Exercise: Write out the records line for line, from the very first line through the line containing "196, 438, 284]", including both of those lines.

** START OF Information shown **

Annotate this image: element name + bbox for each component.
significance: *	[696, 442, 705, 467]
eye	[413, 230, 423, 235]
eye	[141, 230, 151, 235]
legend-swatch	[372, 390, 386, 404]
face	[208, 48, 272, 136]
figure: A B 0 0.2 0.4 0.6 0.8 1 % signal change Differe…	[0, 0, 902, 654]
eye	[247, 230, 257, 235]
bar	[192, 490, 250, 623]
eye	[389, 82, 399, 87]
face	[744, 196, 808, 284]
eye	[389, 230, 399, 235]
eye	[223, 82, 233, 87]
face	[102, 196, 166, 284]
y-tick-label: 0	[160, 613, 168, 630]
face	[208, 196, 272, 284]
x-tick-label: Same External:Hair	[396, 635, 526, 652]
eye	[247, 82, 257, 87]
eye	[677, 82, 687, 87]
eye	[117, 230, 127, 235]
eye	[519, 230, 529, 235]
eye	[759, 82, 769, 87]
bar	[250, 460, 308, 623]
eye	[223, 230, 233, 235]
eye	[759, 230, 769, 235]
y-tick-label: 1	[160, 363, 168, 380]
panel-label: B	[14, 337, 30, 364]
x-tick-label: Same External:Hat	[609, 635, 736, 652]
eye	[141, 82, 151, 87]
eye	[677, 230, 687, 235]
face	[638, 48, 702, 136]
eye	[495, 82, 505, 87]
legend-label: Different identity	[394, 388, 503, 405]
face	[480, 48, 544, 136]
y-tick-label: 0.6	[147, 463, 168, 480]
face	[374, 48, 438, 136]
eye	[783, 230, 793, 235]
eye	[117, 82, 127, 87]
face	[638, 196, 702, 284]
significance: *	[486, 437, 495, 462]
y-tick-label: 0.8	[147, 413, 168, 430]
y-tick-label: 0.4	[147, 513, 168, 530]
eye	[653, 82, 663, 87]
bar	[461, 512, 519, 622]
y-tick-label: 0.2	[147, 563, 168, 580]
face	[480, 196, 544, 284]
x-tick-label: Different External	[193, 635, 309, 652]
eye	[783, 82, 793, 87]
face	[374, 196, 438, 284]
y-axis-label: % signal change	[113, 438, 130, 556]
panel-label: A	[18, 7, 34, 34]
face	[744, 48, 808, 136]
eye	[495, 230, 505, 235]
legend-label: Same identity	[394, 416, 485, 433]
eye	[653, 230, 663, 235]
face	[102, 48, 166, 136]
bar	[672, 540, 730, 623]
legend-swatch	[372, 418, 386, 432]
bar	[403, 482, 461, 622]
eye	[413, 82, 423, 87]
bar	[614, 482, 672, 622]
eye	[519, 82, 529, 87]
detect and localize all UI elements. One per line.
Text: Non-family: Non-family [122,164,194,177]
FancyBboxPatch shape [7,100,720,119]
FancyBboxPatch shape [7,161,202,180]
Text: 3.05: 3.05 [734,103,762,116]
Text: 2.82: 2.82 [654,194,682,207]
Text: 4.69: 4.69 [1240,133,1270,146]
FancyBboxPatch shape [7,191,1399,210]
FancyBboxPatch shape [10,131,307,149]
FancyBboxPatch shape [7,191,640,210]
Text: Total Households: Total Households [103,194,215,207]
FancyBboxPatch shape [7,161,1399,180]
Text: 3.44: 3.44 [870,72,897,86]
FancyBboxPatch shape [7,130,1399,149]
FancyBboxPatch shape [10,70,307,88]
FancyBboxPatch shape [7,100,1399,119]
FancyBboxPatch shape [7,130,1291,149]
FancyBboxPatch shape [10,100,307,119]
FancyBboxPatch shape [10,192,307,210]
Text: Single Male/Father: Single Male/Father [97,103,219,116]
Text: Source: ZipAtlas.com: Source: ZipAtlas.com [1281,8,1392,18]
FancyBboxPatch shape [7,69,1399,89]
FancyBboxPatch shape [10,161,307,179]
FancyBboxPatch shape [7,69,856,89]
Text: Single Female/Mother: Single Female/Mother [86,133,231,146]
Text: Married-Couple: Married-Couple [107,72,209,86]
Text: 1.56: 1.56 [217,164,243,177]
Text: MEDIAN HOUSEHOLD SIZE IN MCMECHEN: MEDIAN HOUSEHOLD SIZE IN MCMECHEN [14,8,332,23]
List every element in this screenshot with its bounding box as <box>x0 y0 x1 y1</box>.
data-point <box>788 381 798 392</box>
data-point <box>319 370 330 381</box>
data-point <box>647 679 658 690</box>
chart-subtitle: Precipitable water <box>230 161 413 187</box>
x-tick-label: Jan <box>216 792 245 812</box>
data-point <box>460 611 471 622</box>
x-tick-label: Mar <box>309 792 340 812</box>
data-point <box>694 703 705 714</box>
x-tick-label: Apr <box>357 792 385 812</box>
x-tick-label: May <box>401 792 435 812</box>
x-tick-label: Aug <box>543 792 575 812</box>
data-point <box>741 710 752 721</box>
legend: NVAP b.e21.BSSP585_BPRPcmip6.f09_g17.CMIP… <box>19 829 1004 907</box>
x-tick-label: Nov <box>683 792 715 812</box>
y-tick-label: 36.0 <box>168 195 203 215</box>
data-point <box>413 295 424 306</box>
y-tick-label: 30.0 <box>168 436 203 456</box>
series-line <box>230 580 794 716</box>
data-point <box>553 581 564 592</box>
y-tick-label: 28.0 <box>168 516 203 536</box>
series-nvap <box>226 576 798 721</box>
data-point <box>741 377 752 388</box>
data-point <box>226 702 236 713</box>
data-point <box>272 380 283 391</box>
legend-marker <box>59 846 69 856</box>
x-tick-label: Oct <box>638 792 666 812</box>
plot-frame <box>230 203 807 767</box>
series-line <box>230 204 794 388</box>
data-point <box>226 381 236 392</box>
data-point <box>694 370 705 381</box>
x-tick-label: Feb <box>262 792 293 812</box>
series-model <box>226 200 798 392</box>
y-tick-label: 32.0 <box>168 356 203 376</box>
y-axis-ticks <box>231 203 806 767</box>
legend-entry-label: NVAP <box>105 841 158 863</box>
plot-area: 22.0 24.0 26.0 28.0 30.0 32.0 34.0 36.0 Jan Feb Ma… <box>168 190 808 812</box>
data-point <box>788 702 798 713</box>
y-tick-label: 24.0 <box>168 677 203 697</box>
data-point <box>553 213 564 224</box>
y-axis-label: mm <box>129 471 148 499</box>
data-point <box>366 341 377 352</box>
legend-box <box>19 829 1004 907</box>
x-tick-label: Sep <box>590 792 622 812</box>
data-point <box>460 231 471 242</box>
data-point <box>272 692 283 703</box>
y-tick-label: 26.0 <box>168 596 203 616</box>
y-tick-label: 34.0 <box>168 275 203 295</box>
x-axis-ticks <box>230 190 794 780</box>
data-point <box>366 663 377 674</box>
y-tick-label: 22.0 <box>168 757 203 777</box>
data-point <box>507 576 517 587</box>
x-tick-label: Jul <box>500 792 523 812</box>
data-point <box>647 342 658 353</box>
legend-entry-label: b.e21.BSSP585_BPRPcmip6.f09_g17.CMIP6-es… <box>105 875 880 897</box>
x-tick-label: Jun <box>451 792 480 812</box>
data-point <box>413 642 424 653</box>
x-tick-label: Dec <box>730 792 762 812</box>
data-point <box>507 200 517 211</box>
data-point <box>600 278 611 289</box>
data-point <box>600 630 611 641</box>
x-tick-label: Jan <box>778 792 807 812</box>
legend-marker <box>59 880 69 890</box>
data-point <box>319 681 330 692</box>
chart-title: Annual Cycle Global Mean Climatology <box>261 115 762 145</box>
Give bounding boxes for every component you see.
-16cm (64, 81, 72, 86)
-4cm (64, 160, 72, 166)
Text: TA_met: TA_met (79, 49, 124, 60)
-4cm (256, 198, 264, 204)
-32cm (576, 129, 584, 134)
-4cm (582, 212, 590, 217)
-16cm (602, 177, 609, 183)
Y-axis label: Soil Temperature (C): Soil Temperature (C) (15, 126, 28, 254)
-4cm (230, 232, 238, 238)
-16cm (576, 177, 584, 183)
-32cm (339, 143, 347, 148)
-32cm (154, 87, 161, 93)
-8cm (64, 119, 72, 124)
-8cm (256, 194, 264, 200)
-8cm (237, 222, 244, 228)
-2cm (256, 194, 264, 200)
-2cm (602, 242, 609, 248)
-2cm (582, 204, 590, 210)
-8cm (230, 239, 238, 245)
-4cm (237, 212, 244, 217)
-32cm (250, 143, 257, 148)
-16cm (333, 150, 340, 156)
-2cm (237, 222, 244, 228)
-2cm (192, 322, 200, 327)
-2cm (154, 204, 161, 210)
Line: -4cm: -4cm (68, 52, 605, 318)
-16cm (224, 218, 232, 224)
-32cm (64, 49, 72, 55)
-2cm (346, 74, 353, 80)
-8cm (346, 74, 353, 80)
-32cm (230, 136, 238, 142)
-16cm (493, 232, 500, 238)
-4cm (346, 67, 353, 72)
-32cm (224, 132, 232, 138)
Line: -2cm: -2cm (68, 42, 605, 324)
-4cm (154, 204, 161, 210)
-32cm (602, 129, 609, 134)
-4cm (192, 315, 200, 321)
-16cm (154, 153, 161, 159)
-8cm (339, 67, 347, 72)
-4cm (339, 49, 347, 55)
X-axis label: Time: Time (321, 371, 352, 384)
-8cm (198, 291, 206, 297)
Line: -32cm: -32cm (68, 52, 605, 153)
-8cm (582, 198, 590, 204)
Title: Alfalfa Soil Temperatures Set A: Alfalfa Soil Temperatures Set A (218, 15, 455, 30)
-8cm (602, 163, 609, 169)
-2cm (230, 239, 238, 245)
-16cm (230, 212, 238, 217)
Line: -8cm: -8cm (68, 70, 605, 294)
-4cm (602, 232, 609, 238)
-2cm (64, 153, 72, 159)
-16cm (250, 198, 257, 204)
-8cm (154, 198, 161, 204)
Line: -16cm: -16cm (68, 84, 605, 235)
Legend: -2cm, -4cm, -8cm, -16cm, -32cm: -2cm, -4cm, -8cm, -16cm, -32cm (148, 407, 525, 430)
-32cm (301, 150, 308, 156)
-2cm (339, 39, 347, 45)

** END OF Information shown **

Solution to the exercise:
Annotate this image: element name + bbox for each component.
significance: *	[696, 442, 705, 467]
eye	[413, 230, 423, 235]
eye	[141, 230, 151, 235]
legend-swatch	[372, 390, 386, 404]
face	[208, 48, 272, 136]
figure: A B 0 0.2 0.4 0.6 0.8 1 % signal change Differe…	[0, 0, 902, 654]
eye	[247, 230, 257, 235]
bar	[192, 490, 250, 623]
eye	[389, 82, 399, 87]
face	[744, 196, 808, 284]
eye	[389, 230, 399, 235]
eye	[223, 82, 233, 87]
face	[102, 196, 166, 284]
y-tick-label: 0	[160, 613, 168, 630]
face	[208, 196, 272, 284]
x-tick-label: Same External:Hair	[396, 635, 526, 652]
eye	[247, 82, 257, 87]
eye	[677, 82, 687, 87]
eye	[117, 230, 127, 235]
eye	[519, 230, 529, 235]
eye	[759, 82, 769, 87]
bar	[250, 460, 308, 623]
eye	[223, 230, 233, 235]
eye	[759, 230, 769, 235]
y-tick-label: 1	[160, 363, 168, 380]
panel-label: B	[14, 337, 30, 364]
x-tick-label: Same External:Hat	[609, 635, 736, 652]
eye	[141, 82, 151, 87]
eye	[677, 230, 687, 235]
face	[638, 48, 702, 136]
eye	[495, 82, 505, 87]
legend-label: Different identity	[394, 388, 503, 405]
face	[480, 48, 544, 136]
y-tick-label: 0.6	[147, 463, 168, 480]
face	[374, 48, 438, 136]
eye	[783, 230, 793, 235]
eye	[117, 82, 127, 87]
face	[638, 196, 702, 284]
significance: *	[486, 437, 495, 462]
y-tick-label: 0.8	[147, 413, 168, 430]
y-tick-label: 0.4	[147, 513, 168, 530]
eye	[653, 82, 663, 87]
bar	[461, 512, 519, 622]
y-tick-label: 0.2	[147, 563, 168, 580]
face	[480, 196, 544, 284]
x-tick-label: Different External	[193, 635, 309, 652]
eye	[783, 82, 793, 87]
face	[374, 196, 438, 284]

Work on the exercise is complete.